# Written exercise A
In the text on military aid to Ukraine, rewrite the paragraph that begins "The most important donations" more briefly, keeping its main facts.

# Document text
● ● ● ● ●
Ukrainian forces have received military aid from 27 nations, some of it before the February 24 Russian invasion. In some cases, Ukraine had purchased additional numbers of some particularly useful items, like the Starlink terminals that can receive high-speed and encrypted Internet access via thousands of SpaceX Starlink satellites in service.
The most important donations have been the thousands of anti-tank and anti-aircraft weapons delivered since the invasion began. These are usually the latest models and some had little or no combat experience. That was quickly remedied as Ukrainian forces used these weapons to defeat the seemingly superior Russian forces.
The Ukrainian have provided donor nations with data on the performance of their donated weapons, many of which had never been used so extensively against a modern force equipped with modern armored vehicles, jet fighters and helicopters. Donors were also told how easy it was for Ukrainian troops and civilian Territorial Defense personnel to learn to use the new weapons effectively. This enabled some donors to modify the usability of their weapons, especially the ant-armor and anti-aircraft systems.
Since the first Russian attack in 2014, the Ukrainians had been preparing for a possible full-scale Russian invasion. Thousands of civilians had joined Territorial Defense units before the invasion. Ukraine knew there would be a lot more volunteers if the Russians did attack and prepared for that by having enough uniforms and weapons available as well as brief but intense training courses developed to handle the influx. Ukraine expected some additional foreign aid and had already received or purchased weapons and equipment from NATO nations before 2022.
● ● ● ● ●
Labeled region entries:
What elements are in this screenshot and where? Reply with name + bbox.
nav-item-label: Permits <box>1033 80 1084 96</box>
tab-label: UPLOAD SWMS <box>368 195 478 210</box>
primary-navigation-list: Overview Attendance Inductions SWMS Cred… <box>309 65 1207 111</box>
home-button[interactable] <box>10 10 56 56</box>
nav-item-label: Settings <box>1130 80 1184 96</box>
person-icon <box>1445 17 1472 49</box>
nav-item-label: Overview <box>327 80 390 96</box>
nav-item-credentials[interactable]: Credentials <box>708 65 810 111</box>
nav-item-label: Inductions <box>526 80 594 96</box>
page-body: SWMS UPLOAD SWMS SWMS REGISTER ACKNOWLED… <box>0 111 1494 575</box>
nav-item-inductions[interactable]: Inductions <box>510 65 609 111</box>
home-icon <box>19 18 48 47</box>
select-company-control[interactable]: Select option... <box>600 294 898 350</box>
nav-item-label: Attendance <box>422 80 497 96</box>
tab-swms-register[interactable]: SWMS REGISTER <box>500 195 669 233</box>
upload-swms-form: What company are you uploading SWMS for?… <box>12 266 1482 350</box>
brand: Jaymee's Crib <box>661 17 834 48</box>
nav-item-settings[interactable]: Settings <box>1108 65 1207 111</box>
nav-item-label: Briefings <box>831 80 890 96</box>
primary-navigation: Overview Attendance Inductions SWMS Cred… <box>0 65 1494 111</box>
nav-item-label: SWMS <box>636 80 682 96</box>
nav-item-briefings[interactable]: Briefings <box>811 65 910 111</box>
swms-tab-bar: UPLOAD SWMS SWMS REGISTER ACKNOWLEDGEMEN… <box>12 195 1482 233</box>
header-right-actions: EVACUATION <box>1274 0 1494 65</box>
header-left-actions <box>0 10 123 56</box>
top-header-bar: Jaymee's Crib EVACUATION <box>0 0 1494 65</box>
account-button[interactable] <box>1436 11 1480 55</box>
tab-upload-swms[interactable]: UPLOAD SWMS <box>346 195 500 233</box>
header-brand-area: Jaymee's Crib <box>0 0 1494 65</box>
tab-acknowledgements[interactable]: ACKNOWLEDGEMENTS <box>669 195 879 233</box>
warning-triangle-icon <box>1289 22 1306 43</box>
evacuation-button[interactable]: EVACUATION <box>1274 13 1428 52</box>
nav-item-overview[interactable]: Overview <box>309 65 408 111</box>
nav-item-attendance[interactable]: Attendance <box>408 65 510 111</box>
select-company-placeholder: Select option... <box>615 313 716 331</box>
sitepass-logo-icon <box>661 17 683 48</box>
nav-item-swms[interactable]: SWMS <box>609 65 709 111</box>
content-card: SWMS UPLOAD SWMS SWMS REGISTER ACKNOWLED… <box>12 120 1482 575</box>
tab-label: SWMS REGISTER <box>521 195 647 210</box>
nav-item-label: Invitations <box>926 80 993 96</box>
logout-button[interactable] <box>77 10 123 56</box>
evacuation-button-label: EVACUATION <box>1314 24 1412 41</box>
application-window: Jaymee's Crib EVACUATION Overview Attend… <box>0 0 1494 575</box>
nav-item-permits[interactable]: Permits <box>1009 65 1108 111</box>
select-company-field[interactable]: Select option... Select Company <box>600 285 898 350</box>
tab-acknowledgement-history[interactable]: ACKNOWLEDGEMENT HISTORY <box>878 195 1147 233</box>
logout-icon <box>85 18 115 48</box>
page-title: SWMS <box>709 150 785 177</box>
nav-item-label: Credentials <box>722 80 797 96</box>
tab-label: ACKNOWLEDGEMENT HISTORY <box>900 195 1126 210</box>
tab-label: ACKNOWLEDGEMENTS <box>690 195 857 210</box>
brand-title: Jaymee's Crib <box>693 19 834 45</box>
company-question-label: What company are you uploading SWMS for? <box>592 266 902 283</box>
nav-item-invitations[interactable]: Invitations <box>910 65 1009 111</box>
● ● ● ● ●
# Written exercise B
Rename "Permits" to "Approvals" in the records, from their first line through the line containing "home-button[interactable] <box>10 10", and give those lines again with everything else unchanged.

# Exercise result A
Since the invasion began, the most important donations have been thousands of anti-tank and anti-aircraft weapons. They were usually the latest models, and some had little or no combat experience. Ukrainian forces soon changed that by using them to defeat the seemingly superior Russian forces.

# Exercise result B
What elements are in this screenshot and where? Reply with name + bbox.
nav-item-label: Approvals <box>1033 80 1084 96</box>
tab-label: UPLOAD SWMS <box>368 195 478 210</box>
primary-navigation-list: Overview Attendance Inductions SWMS Cred… <box>309 65 1207 111</box>
home-button[interactable] <box>10 10 56 56</box>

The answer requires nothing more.